Work instructions: Only the lines from the line containing "What's the underlying" through the final line of the entries should be printed, exactly as given, with the pictures left out.

━━━━━ Material ━━━━━

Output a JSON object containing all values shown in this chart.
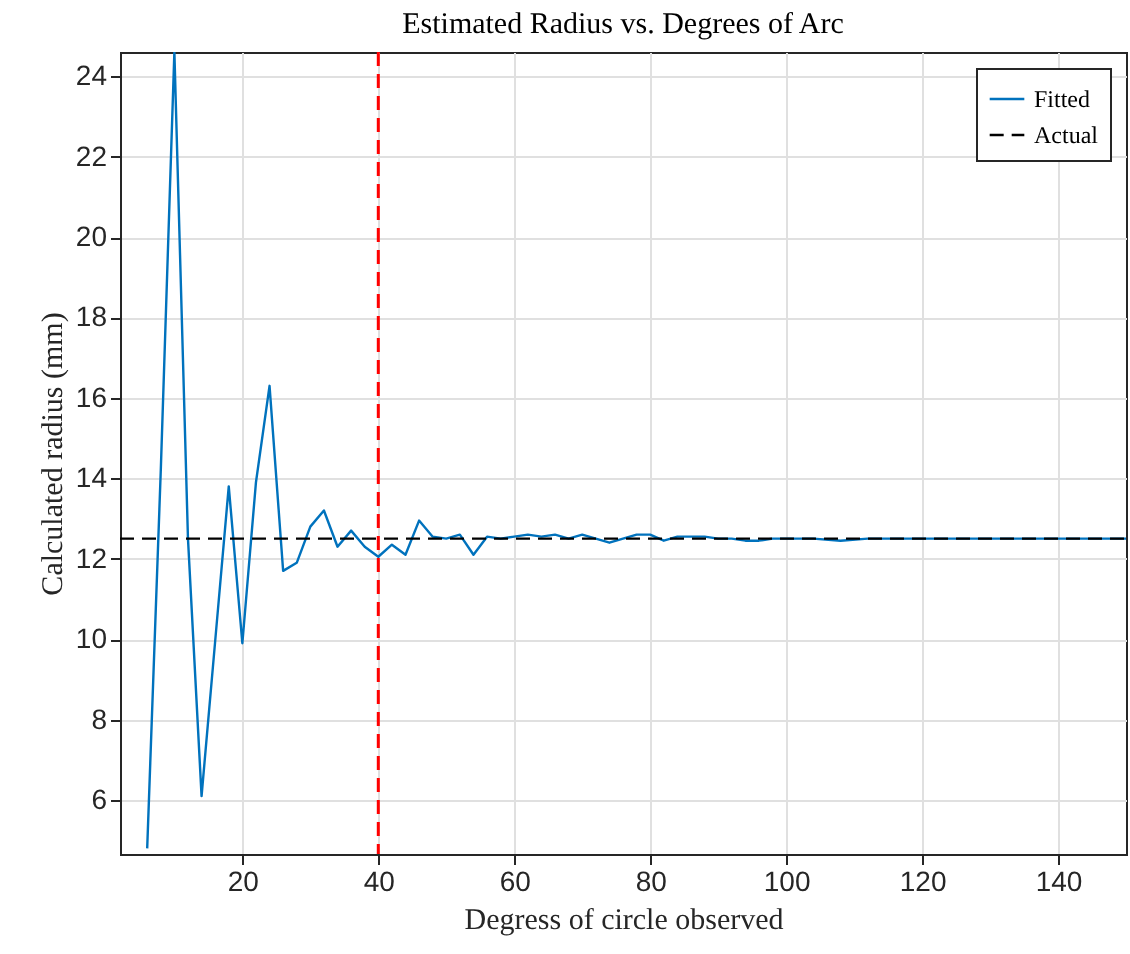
{
  "chart_data": {
    "type": "line",
    "title": "Estimated Radius vs. Degrees of Arc",
    "xlabel": "Degress of circle observed",
    "ylabel": "Calculated radius (mm)",
    "xlim": [
      2,
      150
    ],
    "ylim": [
      4.66,
      24.6
    ],
    "xticks": [
      20,
      40,
      60,
      80,
      100,
      120,
      140
    ],
    "yticks": [
      6,
      8,
      10,
      12,
      14,
      16,
      18,
      20,
      22,
      24
    ],
    "grid": true,
    "legend": "top right",
    "series": [
      {
        "name": "Fitted",
        "color": "#0072bd",
        "line_style": "solid",
        "x": [
          6,
          8,
          10,
          12,
          14,
          16,
          18,
          20,
          22,
          24,
          26,
          28,
          30,
          32,
          34,
          36,
          38,
          40,
          42,
          44,
          46,
          48,
          50,
          52,
          54,
          56,
          58,
          60,
          62,
          64,
          66,
          68,
          70,
          72,
          74,
          76,
          78,
          80,
          82,
          84,
          86,
          88,
          90,
          92,
          94,
          96,
          98,
          100,
          104,
          108,
          112,
          116,
          120,
          124,
          128,
          132,
          136,
          140,
          144,
          150
        ],
        "values": [
          4.8,
          14.2,
          24.6,
          12.5,
          6.1,
          9.95,
          13.8,
          9.9,
          13.9,
          16.3,
          11.7,
          11.9,
          12.8,
          13.2,
          12.3,
          12.7,
          12.3,
          12.05,
          12.35,
          12.1,
          12.95,
          12.55,
          12.5,
          12.6,
          12.1,
          12.55,
          12.5,
          12.55,
          12.6,
          12.55,
          12.6,
          12.5,
          12.6,
          12.5,
          12.4,
          12.5,
          12.6,
          12.6,
          12.45,
          12.55,
          12.55,
          12.55,
          12.5,
          12.5,
          12.45,
          12.45,
          12.5,
          12.5,
          12.5,
          12.45,
          12.5,
          12.5,
          12.5,
          12.5,
          12.5,
          12.5,
          12.5,
          12.5,
          12.5,
          12.5
        ]
      },
      {
        "name": "Actual",
        "color": "#000000",
        "line_style": "dashed",
        "x": [
          2,
          150
        ],
        "values": [
          12.5,
          12.5
        ]
      }
    ],
    "ref_lines": [
      {
        "axis": "x",
        "value": 40,
        "color": "#ff0000",
        "line_style": "dashed"
      }
    ]
  }
}
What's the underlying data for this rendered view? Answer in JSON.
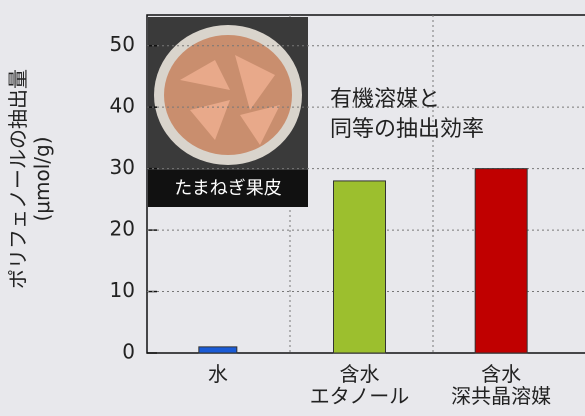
{
  "chart_data": {
    "type": "bar",
    "y_label": "ポリフェノールの抽出量\n(μmol/g)",
    "categories": [
      "水",
      "含水\nエタノール",
      "含水\n深共晶溶媒"
    ],
    "values": [
      1,
      28,
      30
    ],
    "colors": [
      "#1a5bd6",
      "#9cbf2e",
      "#c00000"
    ],
    "ylim": [
      0,
      55
    ],
    "yticks": [
      0,
      10,
      20,
      30,
      40,
      50
    ],
    "grid": true,
    "annotation": "有機溶媒と\n同等の抽出効率",
    "image_caption": "たまねぎ果皮"
  }
}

━━━━━

Task answer:
What's the underlying data for this rendered view? Answer in JSON.
{
  "chart_data": {
    "type": "bar",
    "y_label": "ポリフェノールの抽出量\n(μmol/g)",
    "categories": [
      "水",
      "含水\nエタノール",
      "含水\n深共晶溶媒"
    ],
    "values": [
      1,
      28,
      30
    ],
    "colors": [
      "#1a5bd6",
      "#9cbf2e",
      "#c00000"
    ],
    "ylim": [
      0,
      55
    ],
    "yticks": [
      0,
      10,
      20,
      30,
      40,
      50
    ],
    "grid": true,
    "annotation": "有機溶媒と\n同等の抽出効率",
    "image_caption": "たまねぎ果皮"
  }
}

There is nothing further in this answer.